··· GIVEN RECORDS ···

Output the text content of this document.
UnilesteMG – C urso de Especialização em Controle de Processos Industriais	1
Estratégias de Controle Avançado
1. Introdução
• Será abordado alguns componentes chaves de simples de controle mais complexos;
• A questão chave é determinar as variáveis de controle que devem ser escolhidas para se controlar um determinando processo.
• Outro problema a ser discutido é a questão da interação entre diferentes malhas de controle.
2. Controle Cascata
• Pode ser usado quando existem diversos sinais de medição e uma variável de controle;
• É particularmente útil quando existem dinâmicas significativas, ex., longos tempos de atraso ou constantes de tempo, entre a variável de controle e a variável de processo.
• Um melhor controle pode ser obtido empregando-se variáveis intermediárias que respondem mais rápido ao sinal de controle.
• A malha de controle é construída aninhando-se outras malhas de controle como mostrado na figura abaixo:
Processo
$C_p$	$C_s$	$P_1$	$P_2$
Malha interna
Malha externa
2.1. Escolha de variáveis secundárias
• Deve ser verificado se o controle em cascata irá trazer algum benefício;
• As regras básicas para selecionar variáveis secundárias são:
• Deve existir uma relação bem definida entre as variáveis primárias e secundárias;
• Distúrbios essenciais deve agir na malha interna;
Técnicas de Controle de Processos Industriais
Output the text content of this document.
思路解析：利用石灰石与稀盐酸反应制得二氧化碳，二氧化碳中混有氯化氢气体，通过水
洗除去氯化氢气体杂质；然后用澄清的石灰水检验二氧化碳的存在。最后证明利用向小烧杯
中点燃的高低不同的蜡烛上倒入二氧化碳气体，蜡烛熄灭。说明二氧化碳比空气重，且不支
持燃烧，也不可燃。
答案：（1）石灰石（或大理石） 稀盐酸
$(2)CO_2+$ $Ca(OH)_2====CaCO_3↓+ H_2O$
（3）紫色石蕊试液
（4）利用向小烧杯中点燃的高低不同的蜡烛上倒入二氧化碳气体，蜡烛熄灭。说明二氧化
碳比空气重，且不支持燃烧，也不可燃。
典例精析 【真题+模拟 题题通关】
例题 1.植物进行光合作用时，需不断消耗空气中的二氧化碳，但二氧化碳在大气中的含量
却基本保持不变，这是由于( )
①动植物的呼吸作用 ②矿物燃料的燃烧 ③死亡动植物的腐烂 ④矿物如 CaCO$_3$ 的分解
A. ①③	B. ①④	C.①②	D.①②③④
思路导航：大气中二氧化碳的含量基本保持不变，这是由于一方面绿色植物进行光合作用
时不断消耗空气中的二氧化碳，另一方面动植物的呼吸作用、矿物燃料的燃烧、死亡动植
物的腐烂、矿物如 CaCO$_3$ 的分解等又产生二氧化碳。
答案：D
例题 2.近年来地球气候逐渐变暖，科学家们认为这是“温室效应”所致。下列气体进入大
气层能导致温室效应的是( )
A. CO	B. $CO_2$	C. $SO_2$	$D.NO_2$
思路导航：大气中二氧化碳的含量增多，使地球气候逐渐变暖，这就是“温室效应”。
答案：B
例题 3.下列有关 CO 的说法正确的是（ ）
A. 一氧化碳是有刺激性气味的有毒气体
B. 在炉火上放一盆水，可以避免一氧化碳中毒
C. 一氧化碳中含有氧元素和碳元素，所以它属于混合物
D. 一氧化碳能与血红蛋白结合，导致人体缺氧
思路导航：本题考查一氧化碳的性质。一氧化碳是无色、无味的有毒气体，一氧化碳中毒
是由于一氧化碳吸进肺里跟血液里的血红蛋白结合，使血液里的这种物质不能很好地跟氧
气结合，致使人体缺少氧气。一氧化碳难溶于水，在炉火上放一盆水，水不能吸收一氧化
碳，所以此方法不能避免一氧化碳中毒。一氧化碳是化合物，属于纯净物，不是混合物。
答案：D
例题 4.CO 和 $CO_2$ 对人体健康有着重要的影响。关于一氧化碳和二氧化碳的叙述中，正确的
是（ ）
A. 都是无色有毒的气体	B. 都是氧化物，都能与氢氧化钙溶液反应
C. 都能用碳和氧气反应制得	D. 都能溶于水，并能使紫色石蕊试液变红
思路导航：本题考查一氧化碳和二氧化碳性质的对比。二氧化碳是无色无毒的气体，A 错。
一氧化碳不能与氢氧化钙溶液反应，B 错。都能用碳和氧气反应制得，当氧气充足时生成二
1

···

WHAT YOU NEED TO DO ->
Copy every line of the listing that contains the word "Industriais".

SOLUTION TO THE PROBLEM ->
UnilesteMG – C urso de Especialização em Controle de Processos Industriais	1
Técnicas de Controle de Processos Industriais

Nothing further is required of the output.